- [WORK REQUIRED]
Transcribe everything in the data word for word. Pictures are left out.

Dataset excerpt:

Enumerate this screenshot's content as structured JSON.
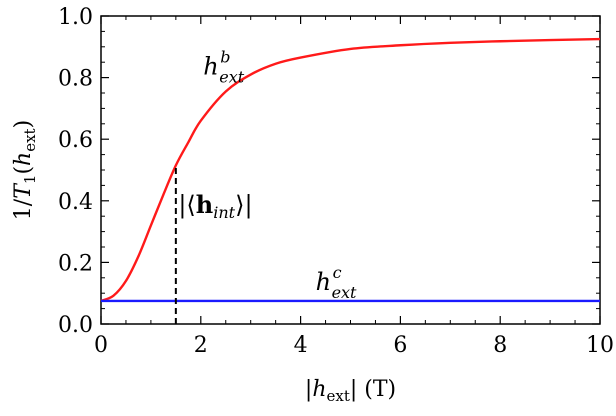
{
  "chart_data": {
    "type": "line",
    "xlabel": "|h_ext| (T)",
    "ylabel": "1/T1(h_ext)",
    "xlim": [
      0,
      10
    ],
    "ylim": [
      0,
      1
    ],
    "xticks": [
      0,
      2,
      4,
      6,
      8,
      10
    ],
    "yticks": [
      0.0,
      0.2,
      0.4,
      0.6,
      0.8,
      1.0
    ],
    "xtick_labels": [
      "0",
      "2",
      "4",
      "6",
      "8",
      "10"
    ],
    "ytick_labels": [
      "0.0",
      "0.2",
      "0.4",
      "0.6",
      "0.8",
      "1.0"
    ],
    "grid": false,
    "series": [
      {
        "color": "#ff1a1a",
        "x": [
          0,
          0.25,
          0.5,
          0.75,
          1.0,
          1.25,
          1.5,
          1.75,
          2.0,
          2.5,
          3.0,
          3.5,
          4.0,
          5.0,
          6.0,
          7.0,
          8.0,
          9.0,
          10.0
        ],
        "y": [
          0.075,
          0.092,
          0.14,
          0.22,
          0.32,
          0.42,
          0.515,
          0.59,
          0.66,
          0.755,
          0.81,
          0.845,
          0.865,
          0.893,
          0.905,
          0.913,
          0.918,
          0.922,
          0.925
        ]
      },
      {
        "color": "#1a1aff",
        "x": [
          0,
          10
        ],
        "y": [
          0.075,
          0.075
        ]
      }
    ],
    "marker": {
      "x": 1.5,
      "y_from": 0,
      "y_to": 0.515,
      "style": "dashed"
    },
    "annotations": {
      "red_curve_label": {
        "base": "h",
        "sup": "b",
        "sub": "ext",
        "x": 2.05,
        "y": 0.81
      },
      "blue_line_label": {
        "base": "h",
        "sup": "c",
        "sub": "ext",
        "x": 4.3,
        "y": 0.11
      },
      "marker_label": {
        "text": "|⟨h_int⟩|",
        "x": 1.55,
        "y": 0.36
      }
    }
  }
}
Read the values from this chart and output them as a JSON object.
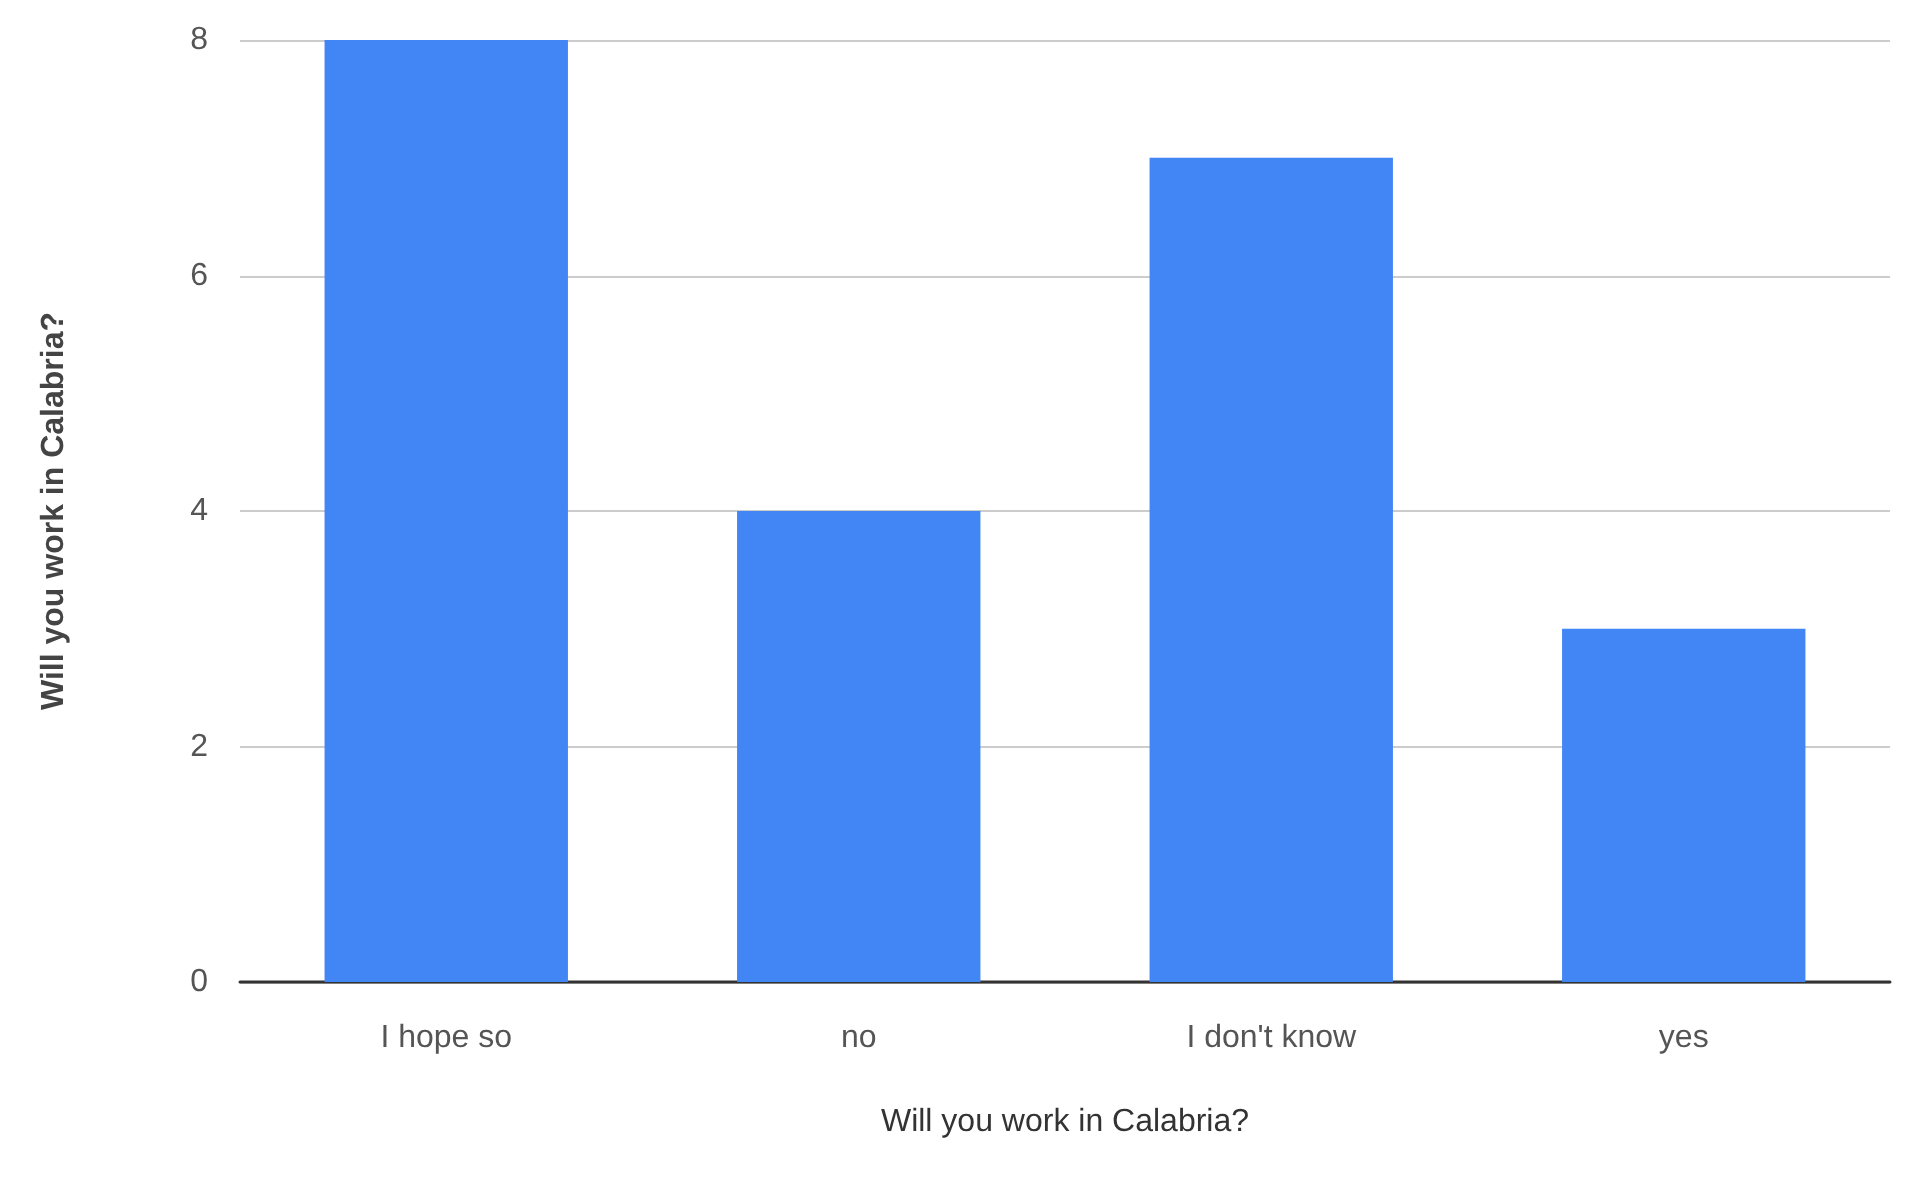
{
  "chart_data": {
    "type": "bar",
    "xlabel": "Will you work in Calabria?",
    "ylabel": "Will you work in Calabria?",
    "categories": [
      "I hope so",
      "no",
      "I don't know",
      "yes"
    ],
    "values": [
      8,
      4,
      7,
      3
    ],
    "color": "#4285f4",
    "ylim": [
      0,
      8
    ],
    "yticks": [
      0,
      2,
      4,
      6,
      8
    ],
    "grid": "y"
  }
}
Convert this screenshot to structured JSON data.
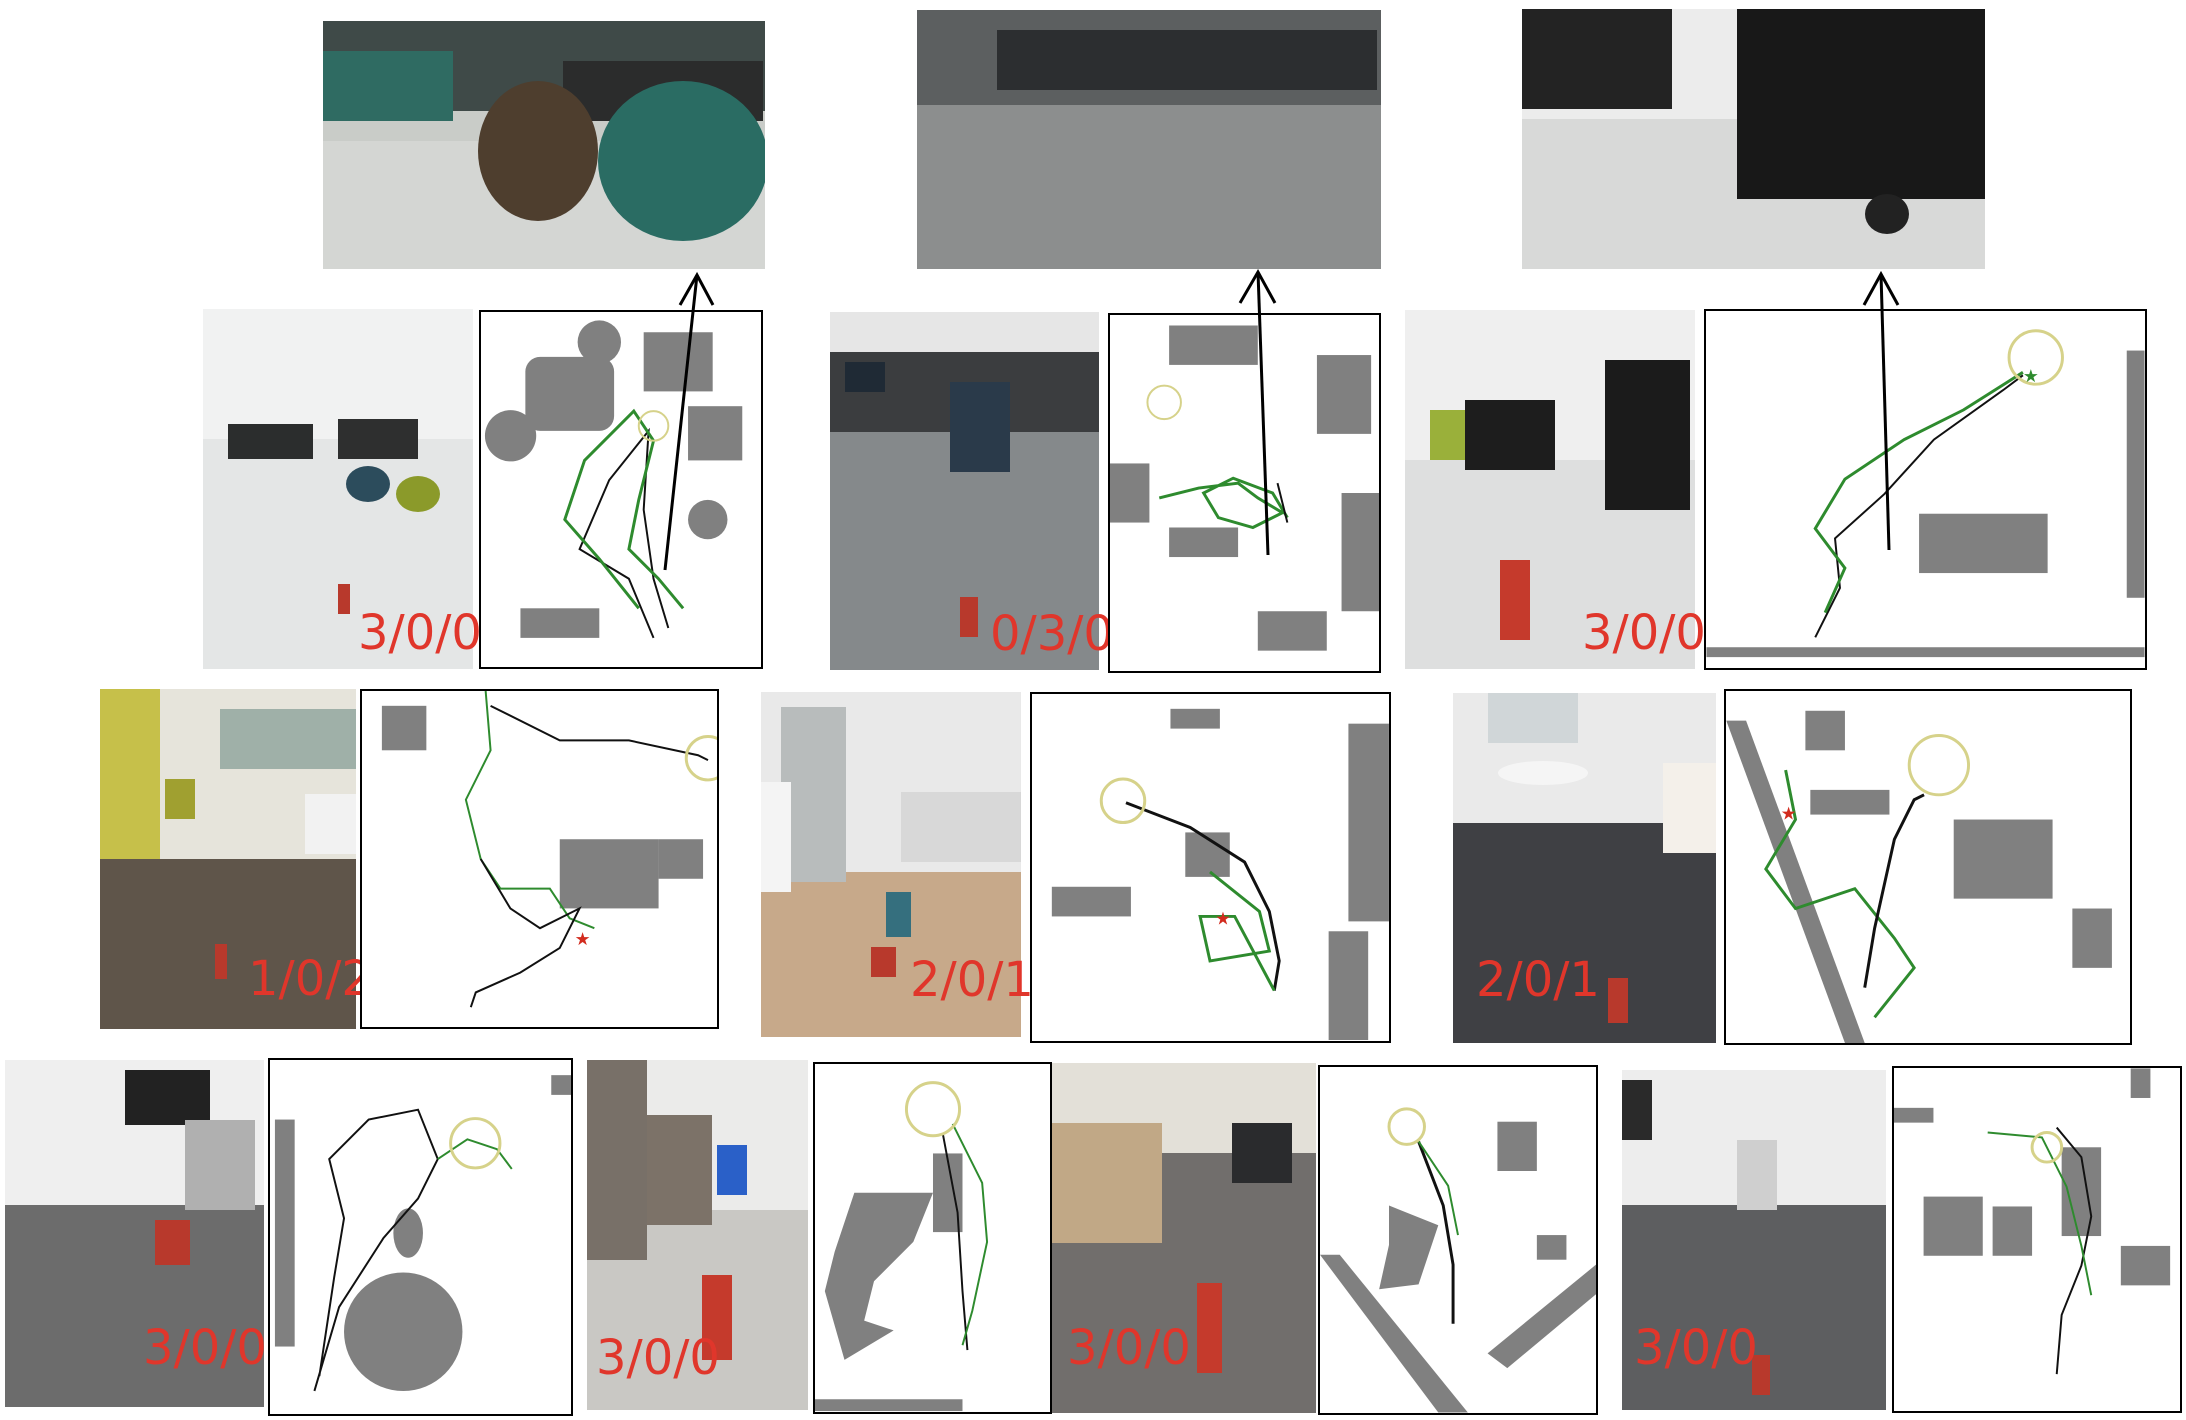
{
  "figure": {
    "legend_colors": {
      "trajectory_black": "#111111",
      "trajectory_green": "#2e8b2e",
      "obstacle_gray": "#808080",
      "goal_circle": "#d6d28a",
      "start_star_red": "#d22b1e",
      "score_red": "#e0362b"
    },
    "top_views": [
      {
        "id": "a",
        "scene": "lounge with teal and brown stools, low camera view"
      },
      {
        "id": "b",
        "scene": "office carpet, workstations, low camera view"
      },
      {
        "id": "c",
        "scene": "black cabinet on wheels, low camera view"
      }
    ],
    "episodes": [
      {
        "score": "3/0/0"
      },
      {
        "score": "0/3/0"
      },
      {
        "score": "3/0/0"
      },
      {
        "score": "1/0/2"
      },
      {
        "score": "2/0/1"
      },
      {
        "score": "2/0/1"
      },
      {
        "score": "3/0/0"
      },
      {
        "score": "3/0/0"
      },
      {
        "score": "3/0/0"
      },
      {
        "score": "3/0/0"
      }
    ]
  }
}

- [CORRECT ANSWER]
Enumerate this screenshot's content as structured JSON.
{
  "chart_data": {
    "type": "line",
    "xlabel": "|h_ext| (T)",
    "ylabel": "1/T1(h_ext)",
    "xlim": [
      0,
      10
    ],
    "ylim": [
      0,
      1
    ],
    "xticks": [
      0,
      2,
      4,
      6,
      8,
      10
    ],
    "yticks": [
      0.0,
      0.2,
      0.4,
      0.6,
      0.8,
      1.0
    ],
    "xtick_labels": [
      "0",
      "2",
      "4",
      "6",
      "8",
      "10"
    ],
    "ytick_labels": [
      "0.0",
      "0.2",
      "0.4",
      "0.6",
      "0.8",
      "1.0"
    ],
    "grid": false,
    "series": [
      {
        "color": "#ff1a1a",
        "x": [
          0,
          0.25,
          0.5,
          0.75,
          1.0,
          1.25,
          1.5,
          1.75,
          2.0,
          2.5,
          3.0,
          3.5,
          4.0,
          5.0,
          6.0,
          7.0,
          8.0,
          9.0,
          10.0
        ],
        "y": [
          0.075,
          0.092,
          0.14,
          0.22,
          0.32,
          0.42,
          0.515,
          0.59,
          0.66,
          0.755,
          0.81,
          0.845,
          0.865,
          0.893,
          0.905,
          0.913,
          0.918,
          0.922,
          0.925
        ]
      },
      {
        "color": "#1a1aff",
        "x": [
          0,
          10
        ],
        "y": [
          0.075,
          0.075
        ]
      }
    ],
    "marker": {
      "x": 1.5,
      "y_from": 0,
      "y_to": 0.515,
      "style": "dashed"
    },
    "annotations": {
      "red_curve_label": {
        "base": "h",
        "sup": "b",
        "sub": "ext",
        "x": 2.05,
        "y": 0.81
      },
      "blue_line_label": {
        "base": "h",
        "sup": "c",
        "sub": "ext",
        "x": 4.3,
        "y": 0.11
      },
      "marker_label": {
        "text": "|⟨h_int⟩|",
        "x": 1.55,
        "y": 0.36
      }
    }
  }
}
Read the values from this chart and output them as a JSON object.
{
  "chart_data": {
    "type": "bar",
    "xlabel": "Will you work in Calabria?",
    "ylabel": "Will you work in Calabria?",
    "categories": [
      "I hope so",
      "no",
      "I don't know",
      "yes"
    ],
    "values": [
      8,
      4,
      7,
      3
    ],
    "color": "#4285f4",
    "ylim": [
      0,
      8
    ],
    "yticks": [
      0,
      2,
      4,
      6,
      8
    ],
    "grid": "y"
  }
}
Convert this screenshot to structured JSON data.
{
  "figure": {
    "legend_colors": {
      "trajectory_black": "#111111",
      "trajectory_green": "#2e8b2e",
      "obstacle_gray": "#808080",
      "goal_circle": "#d6d28a",
      "start_star_red": "#d22b1e",
      "score_red": "#e0362b"
    },
    "top_views": [
      {
        "id": "a",
        "scene": "lounge with teal and brown stools, low camera view"
      },
      {
        "id": "b",
        "scene": "office carpet, workstations, low camera view"
      },
      {
        "id": "c",
        "scene": "black cabinet on wheels, low camera view"
      }
    ],
    "episodes": [
      {
        "score": "3/0/0"
      },
      {
        "score": "0/3/0"
      },
      {
        "score": "3/0/0"
      },
      {
        "score": "1/0/2"
      },
      {
        "score": "2/0/1"
      },
      {
        "score": "2/0/1"
      },
      {
        "score": "3/0/0"
      },
      {
        "score": "3/0/0"
      },
      {
        "score": "3/0/0"
      },
      {
        "score": "3/0/0"
      }
    ]
  }
}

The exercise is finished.